Recorded data

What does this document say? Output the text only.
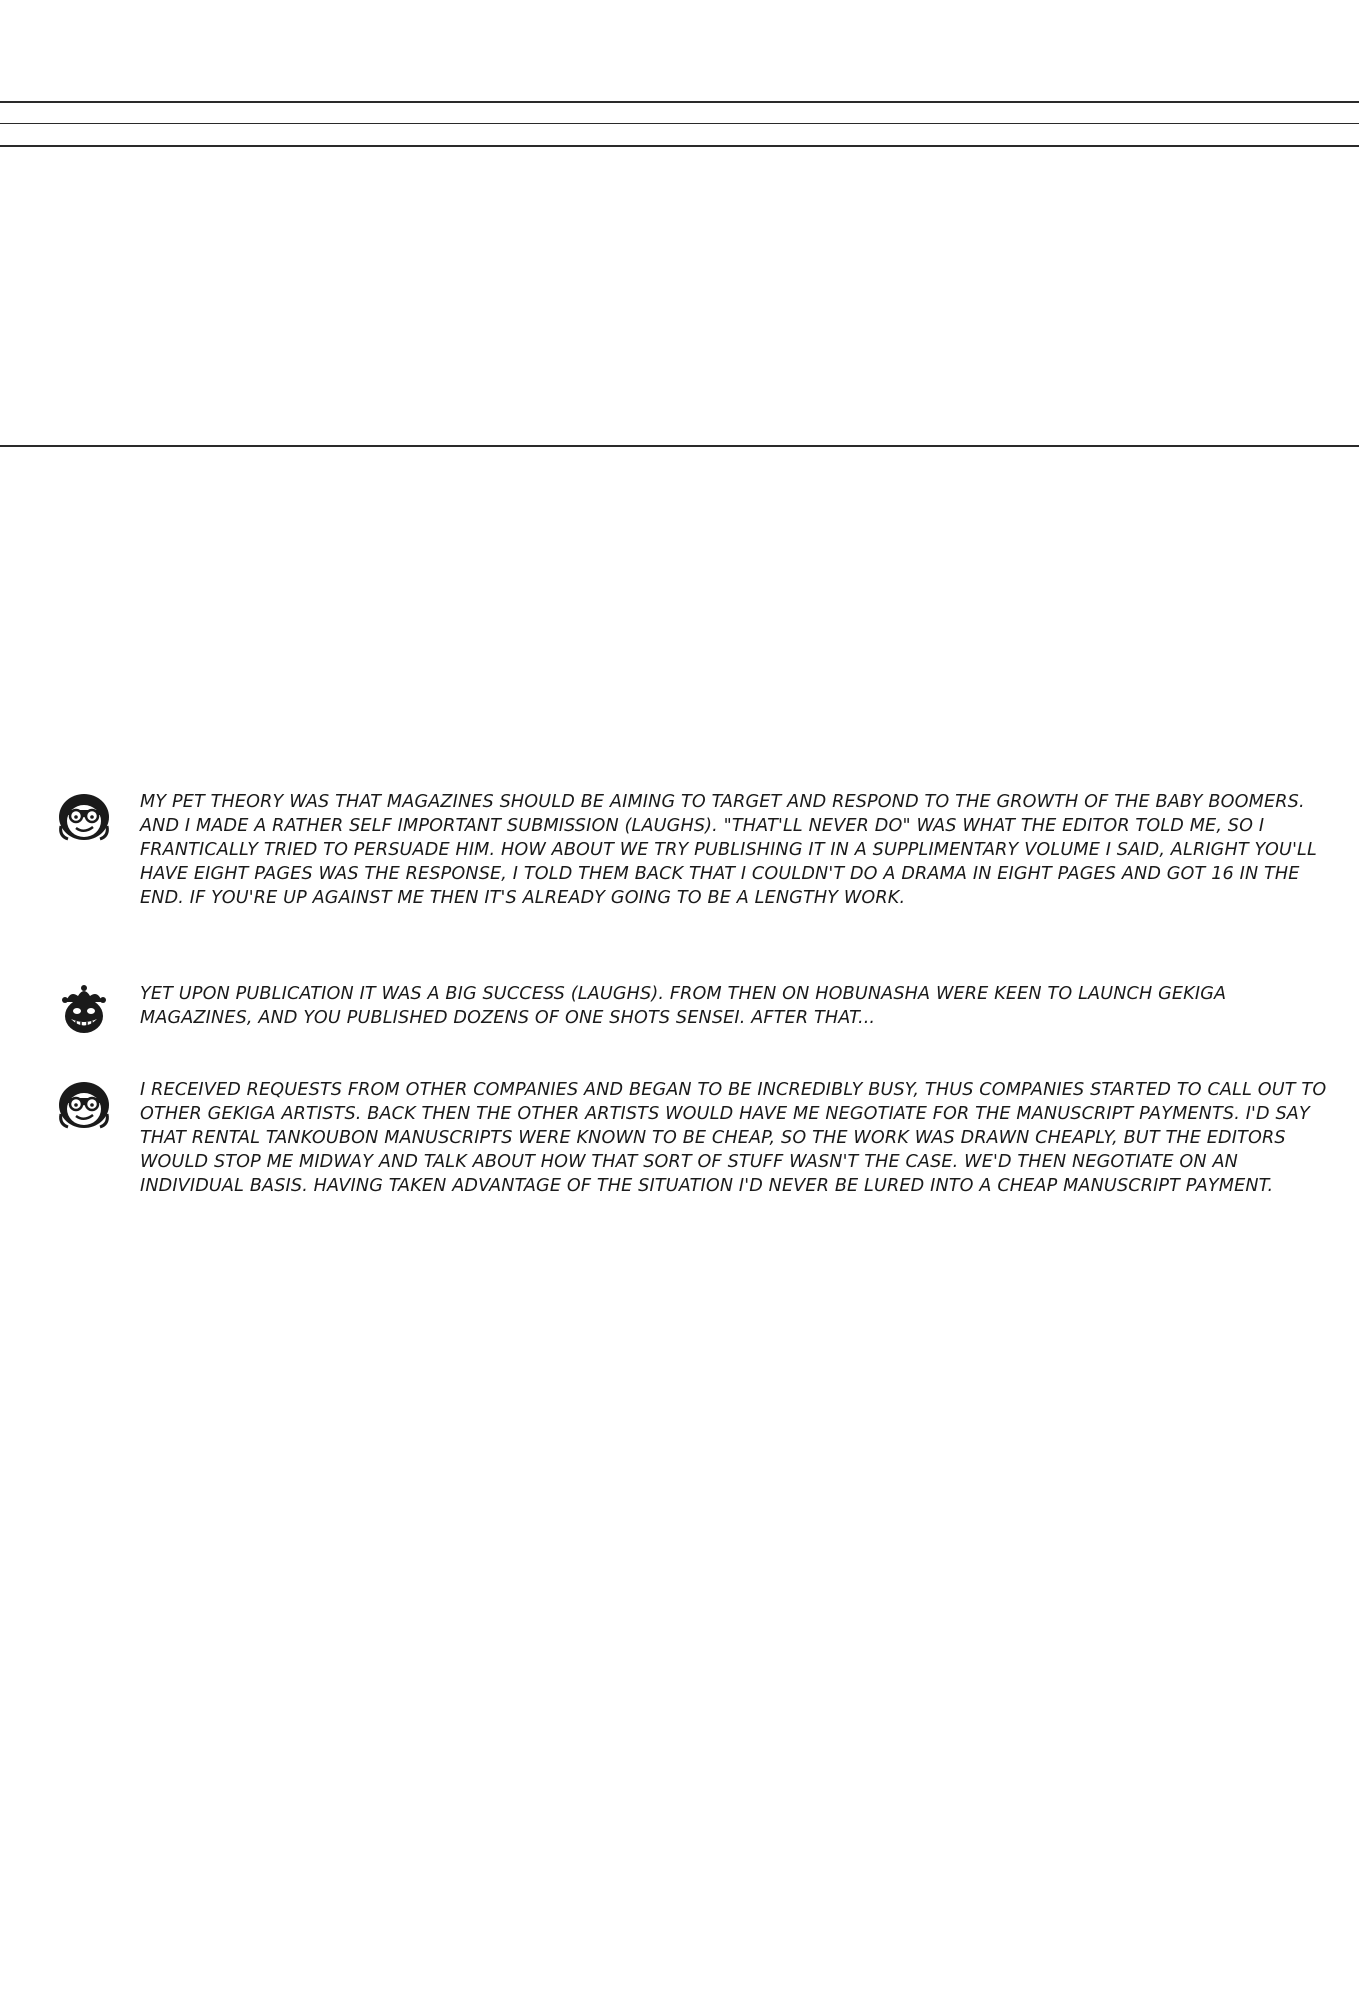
MY PET THEORY WAS THAT MAGAZINES SHOULD BE AIMING TO TARGET AND RESPOND TO THE GROWTH OF THE BABY BOOMERS. AND I MADE A RATHER SELF IMPORTANT SUBMISSION (LAUGHS). "THAT'LL NEVER DO" WAS WHAT THE EDITOR TOLD ME, SO I FRANTICALLY TRIED TO PERSUADE HIM. HOW ABOUT WE TRY PUBLISHING IT IN A SUPPLIMENTARY VOLUME I SAID, ALRIGHT YOU'LL HAVE EIGHT PAGES WAS THE RESPONSE, I TOLD THEM BACK THAT I COULDN'T DO A DRAMA IN EIGHT PAGES AND GOT 16 IN THE END. IF YOU'RE UP AGAINST ME THEN IT'S ALREADY GOING TO BE A LENGTHY WORK.

YET UPON PUBLICATION IT WAS A BIG SUCCESS (LAUGHS). FROM THEN ON HOBUNASHA WERE KEEN TO LAUNCH GEKIGA MAGAZINES, AND YOU PUBLISHED DOZENS OF ONE SHOTS SENSEI. AFTER THAT...

I RECEIVED REQUESTS FROM OTHER COMPANIES AND BEGAN TO BE INCREDIBLY BUSY, THUS COMPANIES STARTED TO CALL OUT TO OTHER GEKIGA ARTISTS. BACK THEN THE OTHER ARTISTS WOULD HAVE ME NEGOTIATE FOR THE MANUSCRIPT PAYMENTS. I'D SAY THAT RENTAL TANKOUBON MANUSCRIPTS WERE KNOWN TO BE CHEAP, SO THE WORK WAS DRAWN CHEAPLY, BUT THE EDITORS WOULD STOP ME MIDWAY AND TALK ABOUT HOW THAT SORT OF STUFF WASN'T THE CASE. WE'D THEN NEGOTIATE ON AN INDIVIDUAL BASIS. HAVING TAKEN ADVANTAGE OF THE SITUATION I'D NEVER BE LURED INTO A CHEAP MANUSCRIPT PAYMENT.
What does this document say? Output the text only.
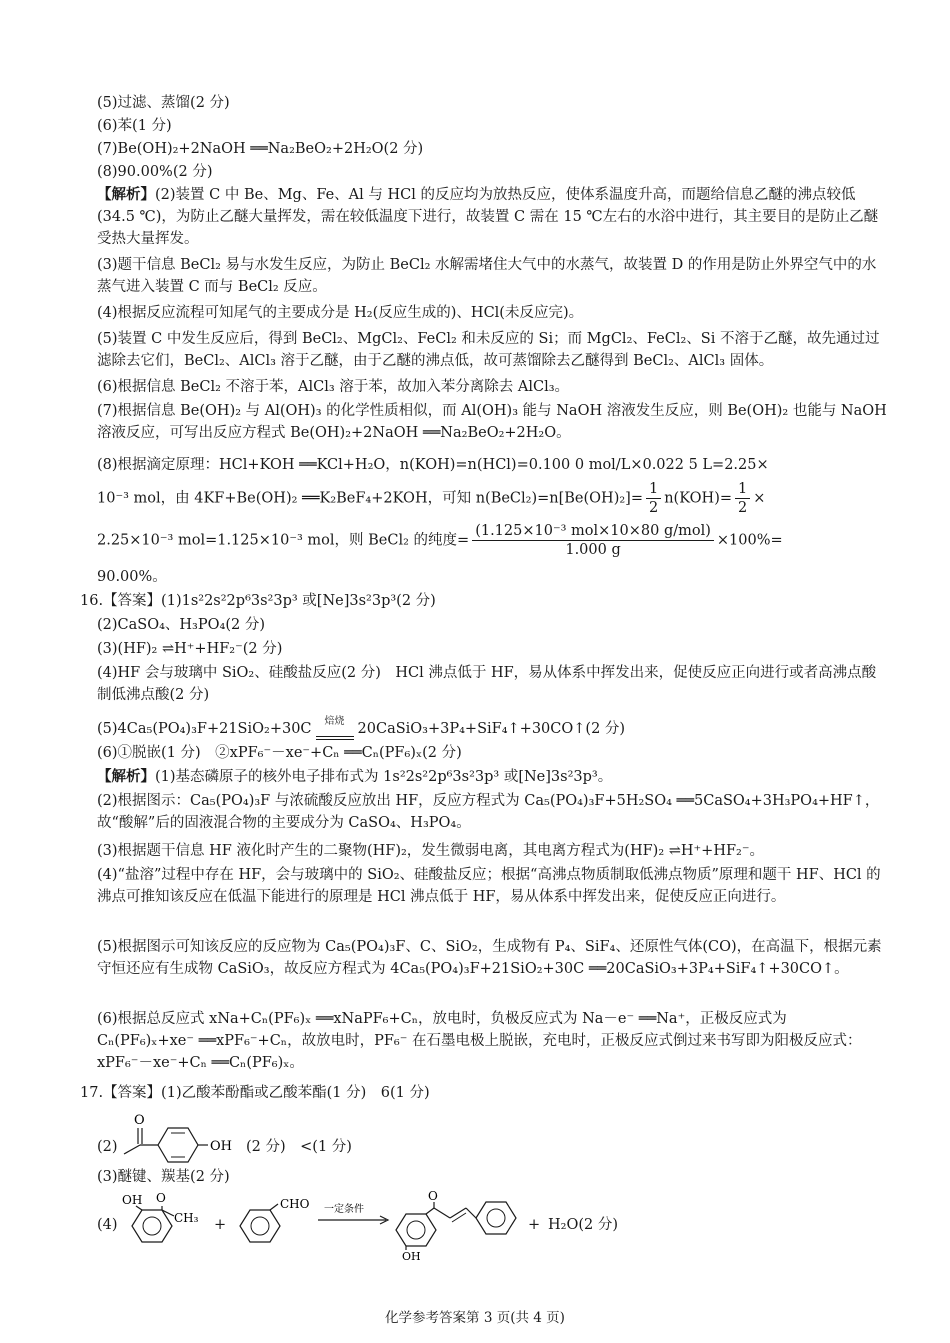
(5)过滤、蒸馏(2 分)
(6)苯(1 分)
(7)Be(OH)₂+2NaOH ══Na₂BeO₂+2H₂O(2 分)
(8)90.00%(2 分)
【解析】(2)装置 C 中 Be、Mg、Fe、Al 与 HCl 的反应均为放热反应，使体系温度升高，而题给信息乙醚的沸点较低(34.5 ℃)，为防止乙醚大量挥发，需在较低温度下进行，故装置 C 需在 15 ℃左右的水浴中进行，其主要目的是防止乙醚受热大量挥发。
(3)题干信息 BeCl₂ 易与水发生反应，为防止 BeCl₂ 水解需堵住大气中的水蒸气，故装置 D 的作用是防止外界空气中的水蒸气进入装置 C 而与 BeCl₂ 反应。
(4)根据反应流程可知尾气的主要成分是 H₂(反应生成的)、HCl(未反应完)。
(5)装置 C 中发生反应后，得到 BeCl₂、MgCl₂、FeCl₂ 和未反应的 Si；而 MgCl₂、FeCl₂、Si 不溶于乙醚，故先通过过滤除去它们，BeCl₂、AlCl₃ 溶于乙醚，由于乙醚的沸点低，故可蒸馏除去乙醚得到 BeCl₂、AlCl₃ 固体。
(6)根据信息 BeCl₂ 不溶于苯，AlCl₃ 溶于苯，故加入苯分离除去 AlCl₃。
(7)根据信息 Be(OH)₂ 与 Al(OH)₃ 的化学性质相似，而 Al(OH)₃ 能与 NaOH 溶液发生反应，则 Be(OH)₂ 也能与 NaOH 溶液反应，可写出反应方程式 Be(OH)₂+2NaOH ══Na₂BeO₂+2H₂O。
(8)根据滴定原理：HCl+KOH ══KCl+H₂O，n(KOH)=n(HCl)=0.100 0 mol/L×0.022 5 L=2.25×
10⁻³ mol，由 4KF+Be(OH)₂ ══K₂BeF₄+2KOH，可知 n(BeCl₂)=n[Be(OH)₂]= $\frac{1}{2} n(KOH)= \frac{1}{2}$ ×
2.25×10⁻³ mol=1.125×10⁻³ mol，则 BeCl₂ 的纯度= $\frac{\text{(1.125×10⁻³ mol×10×80 g/mol)}}{1.000 g} \times 100\%=$
90.00%。
16.【答案】(1)1s²2s²2p⁶3s²3p³ 或[Ne]3s²3p³(2 分)
(2)CaSO₄、H₃PO₄(2 分)
(3)(HF)₂ ⇌H⁺+HF₂⁻(2 分)
(4)HF 会与玻璃中 SiO₂、硅酸盐反应(2 分)　HCl 沸点低于 HF，易从体系中挥发出来，促使反应正向进行或者高沸点酸制低沸点酸(2 分)
(5)4Ca₅(PO₄)₃F+21SiO₂+30C	焙烧 20CaSiO₃+3P₄+SiF₄↑+30CO↑(2 分)
(6)①脱嵌(1 分)　②xPF₆⁻－xe⁻+Cₙ ══Cₙ(PF₆)ₓ(2 分)
【解析】(1)基态磷原子的核外电子排布式为 1s²2s²2p⁶3s²3p³ 或[Ne]3s²3p³。
(2)根据图示：Ca₅(PO₄)₃F 与浓硫酸反应放出 HF，反应方程式为 Ca₅(PO₄)₃F+5H₂SO₄ ══5CaSO₄+3H₃PO₄+HF↑，故“酸解”后的固液混合物的主要成分为 CaSO₄、H₃PO₄。
(3)根据题干信息 HF 液化时产生的二聚物(HF)₂，发生微弱电离，其电离方程式为(HF)₂ ⇌H⁺+HF₂⁻。
(4)“盐溶”过程中存在 HF，会与玻璃中的 SiO₂、硅酸盐反应；根据“高沸点物质制取低沸点物质”原理和题干 HF、HCl 的沸点可推知该反应在低温下能进行的原理是 HCl 沸点低于 HF，易从体系中挥发出来，促使反应正向进行。
(5)根据图示可知该反应的反应物为 Ca₅(PO₄)₃F、C、SiO₂，生成物有 P₄、SiF₄、还原性气体(CO)，在高温下，根据元素守恒还应有生成物 CaSiO₃，故反应方程式为 4Ca₅(PO₄)₃F+21SiO₂+30C ══20CaSiO₃+3P₄+SiF₄↑+30CO↑。
(6)根据总反应式 xNa+Cₙ(PF₆)ₓ ══xNaPF₆+Cₙ，放电时，负极反应式为 Na－e⁻ ══Na⁺，正极反应式为 Cₙ(PF₆)ₓ+xe⁻ ══xPF₆⁻+Cₙ，故放电时，PF₆⁻ 在石墨电极上脱嵌，充电时，正极反应式倒过来书写即为阳极反应式：xPF₆⁻－xe⁻+Cₙ ══Cₙ(PF₆)ₓ。
17.【答案】(1)乙酸苯酚酯或乙酸苯酯(1 分)　6(1 分)
(2)
O
OH (2 分)　<(1 分)
(3)醚键、羰基(2 分)
(4)
OH O
CH₃ +
CHO 一定条件
O
OH
+ H₂O(2 分)
化学参考答案第 3 页(共 4 页)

Task: Exactly reproduce the entries above, minus the pictures.

Correct result:
What does this document say? Output the text only.
MY PET THEORY WAS THAT MAGAZINES SHOULD BE AIMING TO TARGET AND RESPOND TO THE GROWTH OF THE BABY BOOMERS. AND I MADE A RATHER SELF IMPORTANT SUBMISSION (LAUGHS). "THAT'LL NEVER DO" WAS WHAT THE EDITOR TOLD ME, SO I FRANTICALLY TRIED TO PERSUADE HIM. HOW ABOUT WE TRY PUBLISHING IT IN A SUPPLIMENTARY VOLUME I SAID, ALRIGHT YOU'LL HAVE EIGHT PAGES WAS THE RESPONSE, I TOLD THEM BACK THAT I COULDN'T DO A DRAMA IN EIGHT PAGES AND GOT 16 IN THE END. IF YOU'RE UP AGAINST ME THEN IT'S ALREADY GOING TO BE A LENGTHY WORK.

YET UPON PUBLICATION IT WAS A BIG SUCCESS (LAUGHS). FROM THEN ON HOBUNASHA WERE KEEN TO LAUNCH GEKIGA MAGAZINES, AND YOU PUBLISHED DOZENS OF ONE SHOTS SENSEI. AFTER THAT...

I RECEIVED REQUESTS FROM OTHER COMPANIES AND BEGAN TO BE INCREDIBLY BUSY, THUS COMPANIES STARTED TO CALL OUT TO OTHER GEKIGA ARTISTS. BACK THEN THE OTHER ARTISTS WOULD HAVE ME NEGOTIATE FOR THE MANUSCRIPT PAYMENTS. I'D SAY THAT RENTAL TANKOUBON MANUSCRIPTS WERE KNOWN TO BE CHEAP, SO THE WORK WAS DRAWN CHEAPLY, BUT THE EDITORS WOULD STOP ME MIDWAY AND TALK ABOUT HOW THAT SORT OF STUFF WASN'T THE CASE. WE'D THEN NEGOTIATE ON AN INDIVIDUAL BASIS. HAVING TAKEN ADVANTAGE OF THE SITUATION I'D NEVER BE LURED INTO A CHEAP MANUSCRIPT PAYMENT.
What does this document say? Output the text only.
(5)过滤、蒸馏(2 分)
(6)苯(1 分)
(7)Be(OH)₂+2NaOH ══Na₂BeO₂+2H₂O(2 分)
(8)90.00%(2 分)
【解析】(2)装置 C 中 Be、Mg、Fe、Al 与 HCl 的反应均为放热反应，使体系温度升高，而题给信息乙醚的沸点较低(34.5 ℃)，为防止乙醚大量挥发，需在较低温度下进行，故装置 C 需在 15 ℃左右的水浴中进行，其主要目的是防止乙醚受热大量挥发。
(3)题干信息 BeCl₂ 易与水发生反应，为防止 BeCl₂ 水解需堵住大气中的水蒸气，故装置 D 的作用是防止外界空气中的水蒸气进入装置 C 而与 BeCl₂ 反应。
(4)根据反应流程可知尾气的主要成分是 H₂(反应生成的)、HCl(未反应完)。
(5)装置 C 中发生反应后，得到 BeCl₂、MgCl₂、FeCl₂ 和未反应的 Si；而 MgCl₂、FeCl₂、Si 不溶于乙醚，故先通过过滤除去它们，BeCl₂、AlCl₃ 溶于乙醚，由于乙醚的沸点低，故可蒸馏除去乙醚得到 BeCl₂、AlCl₃ 固体。
(6)根据信息 BeCl₂ 不溶于苯，AlCl₃ 溶于苯，故加入苯分离除去 AlCl₃。
(7)根据信息 Be(OH)₂ 与 Al(OH)₃ 的化学性质相似，而 Al(OH)₃ 能与 NaOH 溶液发生反应，则 Be(OH)₂ 也能与 NaOH 溶液反应，可写出反应方程式 Be(OH)₂+2NaOH ══Na₂BeO₂+2H₂O。
(8)根据滴定原理：HCl+KOH ══KCl+H₂O，n(KOH)=n(HCl)=0.100 0 mol/L×0.022 5 L=2.25×
10⁻³ mol，由 4KF+Be(OH)₂ ══K₂BeF₄+2KOH，可知 n(BeCl₂)=n[Be(OH)₂]= $\frac{1}{2} n(KOH)= \frac{1}{2}$ ×
2.25×10⁻³ mol=1.125×10⁻³ mol，则 BeCl₂ 的纯度= $\frac{\text{(1.125×10⁻³ mol×10×80 g/mol)}}{1.000 g} \times 100\%=$
90.00%。
16.【答案】(1)1s²2s²2p⁶3s²3p³ 或[Ne]3s²3p³(2 分)
(2)CaSO₄、H₃PO₄(2 分)
(3)(HF)₂ ⇌H⁺+HF₂⁻(2 分)
(4)HF 会与玻璃中 SiO₂、硅酸盐反应(2 分)　HCl 沸点低于 HF，易从体系中挥发出来，促使反应正向进行或者高沸点酸制低沸点酸(2 分)
(5)4Ca₅(PO₄)₃F+21SiO₂+30C	焙烧 20CaSiO₃+3P₄+SiF₄↑+30CO↑(2 分)
(6)①脱嵌(1 分)　②xPF₆⁻－xe⁻+Cₙ ══Cₙ(PF₆)ₓ(2 分)
【解析】(1)基态磷原子的核外电子排布式为 1s²2s²2p⁶3s²3p³ 或[Ne]3s²3p³。
(2)根据图示：Ca₅(PO₄)₃F 与浓硫酸反应放出 HF，反应方程式为 Ca₅(PO₄)₃F+5H₂SO₄ ══5CaSO₄+3H₃PO₄+HF↑，故“酸解”后的固液混合物的主要成分为 CaSO₄、H₃PO₄。
(3)根据题干信息 HF 液化时产生的二聚物(HF)₂，发生微弱电离，其电离方程式为(HF)₂ ⇌H⁺+HF₂⁻。
(4)“盐溶”过程中存在 HF，会与玻璃中的 SiO₂、硅酸盐反应；根据“高沸点物质制取低沸点物质”原理和题干 HF、HCl 的沸点可推知该反应在低温下能进行的原理是 HCl 沸点低于 HF，易从体系中挥发出来，促使反应正向进行。
(5)根据图示可知该反应的反应物为 Ca₅(PO₄)₃F、C、SiO₂，生成物有 P₄、SiF₄、还原性气体(CO)，在高温下，根据元素守恒还应有生成物 CaSiO₃，故反应方程式为 4Ca₅(PO₄)₃F+21SiO₂+30C ══20CaSiO₃+3P₄+SiF₄↑+30CO↑。
(6)根据总反应式 xNa+Cₙ(PF₆)ₓ ══xNaPF₆+Cₙ，放电时，负极反应式为 Na－e⁻ ══Na⁺，正极反应式为 Cₙ(PF₆)ₓ+xe⁻ ══xPF₆⁻+Cₙ，故放电时，PF₆⁻ 在石墨电极上脱嵌，充电时，正极反应式倒过来书写即为阳极反应式：xPF₆⁻－xe⁻+Cₙ ══Cₙ(PF₆)ₓ。
17.【答案】(1)乙酸苯酚酯或乙酸苯酯(1 分)　6(1 分)
(2)
O
OH (2 分)　<(1 分)
(3)醚键、羰基(2 分)
(4)
OH O
CH₃ +
CHO 一定条件
O
OH
+ H₂O(2 分)
化学参考答案第 3 页(共 4 页)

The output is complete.